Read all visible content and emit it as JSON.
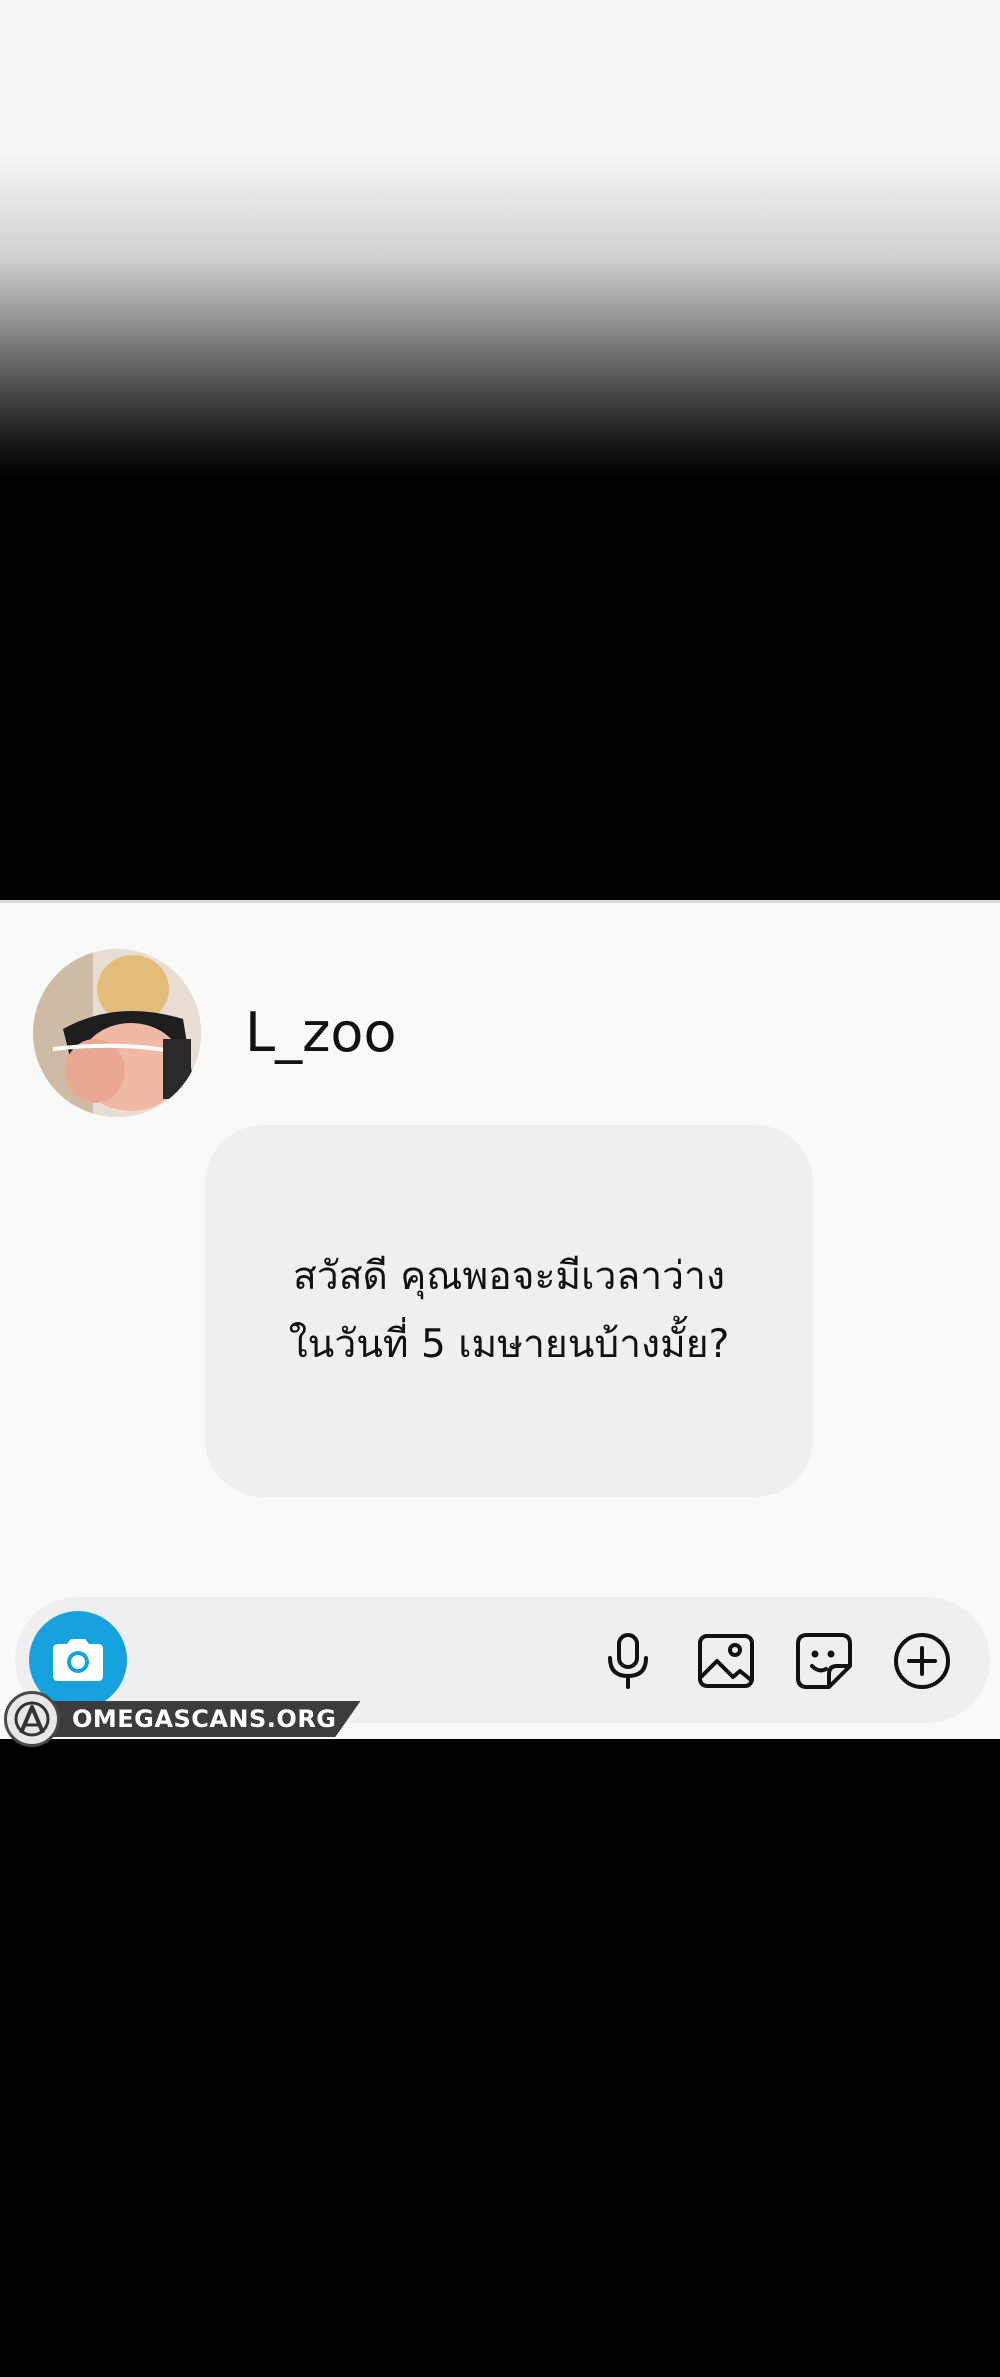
{
  "chat": {
    "contact": {
      "username": "L_zoo",
      "avatar_icon": "profile-photo"
    },
    "message": {
      "text": "สวัสดี คุณพอจะมีเวลาว่าง\nในวันที่ 5 เมษายนบ้างมั้ย?"
    }
  },
  "composer": {
    "camera_icon": "camera-icon",
    "mic_icon": "microphone-icon",
    "gallery_icon": "image-icon",
    "sticker_icon": "sticker-icon",
    "add_icon": "plus-circle-icon",
    "accent_color": "#16a3dd"
  },
  "watermark": {
    "text": "OMEGASCANS.ORG"
  }
}
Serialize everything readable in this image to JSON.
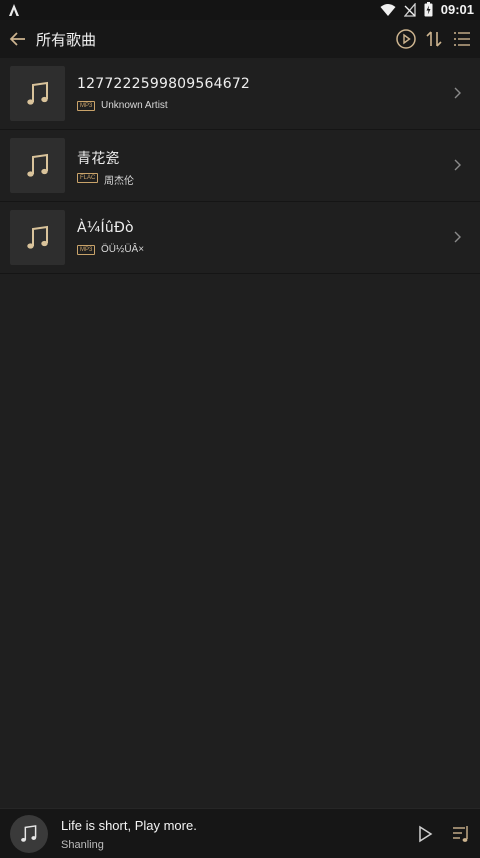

§

[YOUR INSTRUCTIONS]:
Return each line from the material above exactly, but not the pictures.

[FINISHED ANSWER]:
Read all visible content and emit it as JSON.
{
  "chat": {
    "contact": {
      "username": "L_zoo",
      "avatar_icon": "profile-photo"
    },
    "message": {
      "text": "สวัสดี คุณพอจะมีเวลาว่าง\nในวันที่ 5 เมษายนบ้างมั้ย?"
    }
  },
  "composer": {
    "camera_icon": "camera-icon",
    "mic_icon": "microphone-icon",
    "gallery_icon": "image-icon",
    "sticker_icon": "sticker-icon",
    "add_icon": "plus-circle-icon",
    "accent_color": "#16a3dd"
  },
  "watermark": {
    "text": "OMEGASCANS.ORG"
  }
}
Serialize everything readable in this image to JSON.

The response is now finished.